*Problem description:* Write out the whole listing, matching it exactly.

*Data entries:*
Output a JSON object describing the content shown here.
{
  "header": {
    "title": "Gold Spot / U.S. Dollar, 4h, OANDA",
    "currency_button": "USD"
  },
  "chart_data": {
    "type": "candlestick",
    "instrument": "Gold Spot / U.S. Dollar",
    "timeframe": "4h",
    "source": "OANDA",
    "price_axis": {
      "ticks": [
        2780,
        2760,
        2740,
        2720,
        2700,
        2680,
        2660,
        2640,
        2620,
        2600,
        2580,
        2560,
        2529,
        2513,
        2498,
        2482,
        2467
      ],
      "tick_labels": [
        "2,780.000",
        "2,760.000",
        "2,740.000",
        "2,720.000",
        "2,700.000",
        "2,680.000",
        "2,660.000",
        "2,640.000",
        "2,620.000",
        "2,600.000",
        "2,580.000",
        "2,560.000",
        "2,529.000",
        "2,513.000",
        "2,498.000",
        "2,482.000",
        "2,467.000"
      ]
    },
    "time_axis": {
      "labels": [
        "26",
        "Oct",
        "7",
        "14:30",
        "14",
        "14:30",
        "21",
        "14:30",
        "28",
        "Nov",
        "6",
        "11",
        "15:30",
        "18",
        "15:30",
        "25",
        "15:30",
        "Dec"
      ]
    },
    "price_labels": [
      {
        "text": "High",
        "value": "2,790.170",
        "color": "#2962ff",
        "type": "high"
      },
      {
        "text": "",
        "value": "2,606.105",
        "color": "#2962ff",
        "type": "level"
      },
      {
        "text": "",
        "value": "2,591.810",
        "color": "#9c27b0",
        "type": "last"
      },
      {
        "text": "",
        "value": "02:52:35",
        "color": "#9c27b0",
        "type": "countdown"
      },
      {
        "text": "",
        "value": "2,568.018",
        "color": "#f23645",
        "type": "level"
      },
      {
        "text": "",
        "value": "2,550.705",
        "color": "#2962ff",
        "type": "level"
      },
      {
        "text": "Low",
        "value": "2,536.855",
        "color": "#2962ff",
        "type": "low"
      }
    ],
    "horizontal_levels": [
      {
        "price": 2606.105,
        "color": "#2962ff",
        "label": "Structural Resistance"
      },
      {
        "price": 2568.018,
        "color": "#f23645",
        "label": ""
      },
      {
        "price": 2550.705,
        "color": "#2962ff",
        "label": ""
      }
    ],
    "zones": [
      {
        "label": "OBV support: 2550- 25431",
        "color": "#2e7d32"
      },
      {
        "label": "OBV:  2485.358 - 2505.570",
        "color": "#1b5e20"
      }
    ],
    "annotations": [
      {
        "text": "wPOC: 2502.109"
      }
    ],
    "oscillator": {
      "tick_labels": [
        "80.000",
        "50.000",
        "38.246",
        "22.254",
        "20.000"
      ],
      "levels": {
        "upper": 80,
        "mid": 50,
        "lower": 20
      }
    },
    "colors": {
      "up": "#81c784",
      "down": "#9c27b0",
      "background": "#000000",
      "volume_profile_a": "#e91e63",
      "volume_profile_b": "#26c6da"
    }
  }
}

*Solution:*
Output a JSON object describing the content shown here.
{
  "header": {
    "title": "Gold Spot / U.S. Dollar, 4h, OANDA",
    "currency_button": "USD"
  },
  "chart_data": {
    "type": "candlestick",
    "instrument": "Gold Spot / U.S. Dollar",
    "timeframe": "4h",
    "source": "OANDA",
    "price_axis": {
      "ticks": [
        2780,
        2760,
        2740,
        2720,
        2700,
        2680,
        2660,
        2640,
        2620,
        2600,
        2580,
        2560,
        2529,
        2513,
        2498,
        2482,
        2467
      ],
      "tick_labels": [
        "2,780.000",
        "2,760.000",
        "2,740.000",
        "2,720.000",
        "2,700.000",
        "2,680.000",
        "2,660.000",
        "2,640.000",
        "2,620.000",
        "2,600.000",
        "2,580.000",
        "2,560.000",
        "2,529.000",
        "2,513.000",
        "2,498.000",
        "2,482.000",
        "2,467.000"
      ]
    },
    "time_axis": {
      "labels": [
        "26",
        "Oct",
        "7",
        "14:30",
        "14",
        "14:30",
        "21",
        "14:30",
        "28",
        "Nov",
        "6",
        "11",
        "15:30",
        "18",
        "15:30",
        "25",
        "15:30",
        "Dec"
      ]
    },
    "price_labels": [
      {
        "text": "High",
        "value": "2,790.170",
        "color": "#2962ff",
        "type": "high"
      },
      {
        "text": "",
        "value": "2,606.105",
        "color": "#2962ff",
        "type": "level"
      },
      {
        "text": "",
        "value": "2,591.810",
        "color": "#9c27b0",
        "type": "last"
      },
      {
        "text": "",
        "value": "02:52:35",
        "color": "#9c27b0",
        "type": "countdown"
      },
      {
        "text": "",
        "value": "2,568.018",
        "color": "#f23645",
        "type": "level"
      },
      {
        "text": "",
        "value": "2,550.705",
        "color": "#2962ff",
        "type": "level"
      },
      {
        "text": "Low",
        "value": "2,536.855",
        "color": "#2962ff",
        "type": "low"
      }
    ],
    "horizontal_levels": [
      {
        "price": 2606.105,
        "color": "#2962ff",
        "label": "Structural Resistance"
      },
      {
        "price": 2568.018,
        "color": "#f23645",
        "label": ""
      },
      {
        "price": 2550.705,
        "color": "#2962ff",
        "label": ""
      }
    ],
    "zones": [
      {
        "label": "OBV support: 2550- 25431",
        "color": "#2e7d32"
      },
      {
        "label": "OBV:  2485.358 - 2505.570",
        "color": "#1b5e20"
      }
    ],
    "annotations": [
      {
        "text": "wPOC: 2502.109"
      }
    ],
    "oscillator": {
      "tick_labels": [
        "80.000",
        "50.000",
        "38.246",
        "22.254",
        "20.000"
      ],
      "levels": {
        "upper": 80,
        "mid": 50,
        "lower": 20
      }
    },
    "colors": {
      "up": "#81c784",
      "down": "#9c27b0",
      "background": "#000000",
      "volume_profile_a": "#e91e63",
      "volume_profile_b": "#26c6da"
    }
  }
}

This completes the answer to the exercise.